- [THE PROBLEM] Take the listing and print it in full, exactly as given.

** BEGIN DATA SUPPLIED **

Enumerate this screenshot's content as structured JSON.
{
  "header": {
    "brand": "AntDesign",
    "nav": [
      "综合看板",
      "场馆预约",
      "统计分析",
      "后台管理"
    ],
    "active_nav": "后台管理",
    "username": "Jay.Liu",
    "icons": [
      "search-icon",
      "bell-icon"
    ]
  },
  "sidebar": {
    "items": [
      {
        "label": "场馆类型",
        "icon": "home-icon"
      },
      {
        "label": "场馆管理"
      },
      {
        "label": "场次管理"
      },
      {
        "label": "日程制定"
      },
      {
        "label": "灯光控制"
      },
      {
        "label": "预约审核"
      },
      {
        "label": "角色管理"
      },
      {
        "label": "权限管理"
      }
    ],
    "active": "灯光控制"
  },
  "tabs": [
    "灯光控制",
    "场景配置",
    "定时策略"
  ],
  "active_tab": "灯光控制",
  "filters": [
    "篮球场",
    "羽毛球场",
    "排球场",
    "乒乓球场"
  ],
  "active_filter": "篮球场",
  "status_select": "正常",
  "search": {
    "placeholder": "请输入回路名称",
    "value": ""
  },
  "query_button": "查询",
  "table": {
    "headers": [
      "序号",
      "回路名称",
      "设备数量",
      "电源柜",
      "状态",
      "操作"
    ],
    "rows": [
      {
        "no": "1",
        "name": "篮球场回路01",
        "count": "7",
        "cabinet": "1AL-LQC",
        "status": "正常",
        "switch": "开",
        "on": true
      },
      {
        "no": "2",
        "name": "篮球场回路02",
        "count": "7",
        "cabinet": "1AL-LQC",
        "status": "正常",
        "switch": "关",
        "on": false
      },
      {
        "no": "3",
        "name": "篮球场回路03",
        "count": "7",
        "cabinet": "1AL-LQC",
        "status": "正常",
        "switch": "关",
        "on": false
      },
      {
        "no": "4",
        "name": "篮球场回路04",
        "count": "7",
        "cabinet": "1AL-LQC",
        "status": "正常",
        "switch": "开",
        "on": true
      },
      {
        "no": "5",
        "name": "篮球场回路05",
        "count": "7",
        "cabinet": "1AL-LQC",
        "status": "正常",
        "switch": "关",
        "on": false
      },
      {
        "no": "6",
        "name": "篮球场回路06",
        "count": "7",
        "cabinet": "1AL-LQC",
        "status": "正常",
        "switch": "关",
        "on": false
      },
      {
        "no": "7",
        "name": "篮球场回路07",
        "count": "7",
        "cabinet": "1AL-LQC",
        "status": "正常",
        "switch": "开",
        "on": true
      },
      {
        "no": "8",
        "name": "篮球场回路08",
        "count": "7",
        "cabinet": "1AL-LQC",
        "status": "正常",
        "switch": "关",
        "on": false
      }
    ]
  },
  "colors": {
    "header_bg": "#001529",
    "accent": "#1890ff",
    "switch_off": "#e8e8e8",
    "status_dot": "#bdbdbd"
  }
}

** END DATA SUPPLIED **

- [COMPLETED EXERCISE]
Enumerate this screenshot's content as structured JSON.
{
  "header": {
    "brand": "AntDesign",
    "nav": [
      "综合看板",
      "场馆预约",
      "统计分析",
      "后台管理"
    ],
    "active_nav": "后台管理",
    "username": "Jay.Liu",
    "icons": [
      "search-icon",
      "bell-icon"
    ]
  },
  "sidebar": {
    "items": [
      {
        "label": "场馆类型",
        "icon": "home-icon"
      },
      {
        "label": "场馆管理"
      },
      {
        "label": "场次管理"
      },
      {
        "label": "日程制定"
      },
      {
        "label": "灯光控制"
      },
      {
        "label": "预约审核"
      },
      {
        "label": "角色管理"
      },
      {
        "label": "权限管理"
      }
    ],
    "active": "灯光控制"
  },
  "tabs": [
    "灯光控制",
    "场景配置",
    "定时策略"
  ],
  "active_tab": "灯光控制",
  "filters": [
    "篮球场",
    "羽毛球场",
    "排球场",
    "乒乓球场"
  ],
  "active_filter": "篮球场",
  "status_select": "正常",
  "search": {
    "placeholder": "请输入回路名称",
    "value": ""
  },
  "query_button": "查询",
  "table": {
    "headers": [
      "序号",
      "回路名称",
      "设备数量",
      "电源柜",
      "状态",
      "操作"
    ],
    "rows": [
      {
        "no": "1",
        "name": "篮球场回路01",
        "count": "7",
        "cabinet": "1AL-LQC",
        "status": "正常",
        "switch": "开",
        "on": true
      },
      {
        "no": "2",
        "name": "篮球场回路02",
        "count": "7",
        "cabinet": "1AL-LQC",
        "status": "正常",
        "switch": "关",
        "on": false
      },
      {
        "no": "3",
        "name": "篮球场回路03",
        "count": "7",
        "cabinet": "1AL-LQC",
        "status": "正常",
        "switch": "关",
        "on": false
      },
      {
        "no": "4",
        "name": "篮球场回路04",
        "count": "7",
        "cabinet": "1AL-LQC",
        "status": "正常",
        "switch": "开",
        "on": true
      },
      {
        "no": "5",
        "name": "篮球场回路05",
        "count": "7",
        "cabinet": "1AL-LQC",
        "status": "正常",
        "switch": "关",
        "on": false
      },
      {
        "no": "6",
        "name": "篮球场回路06",
        "count": "7",
        "cabinet": "1AL-LQC",
        "status": "正常",
        "switch": "关",
        "on": false
      },
      {
        "no": "7",
        "name": "篮球场回路07",
        "count": "7",
        "cabinet": "1AL-LQC",
        "status": "正常",
        "switch": "开",
        "on": true
      },
      {
        "no": "8",
        "name": "篮球场回路08",
        "count": "7",
        "cabinet": "1AL-LQC",
        "status": "正常",
        "switch": "关",
        "on": false
      }
    ]
  },
  "colors": {
    "header_bg": "#001529",
    "accent": "#1890ff",
    "switch_off": "#e8e8e8",
    "status_dot": "#bdbdbd"
  }
}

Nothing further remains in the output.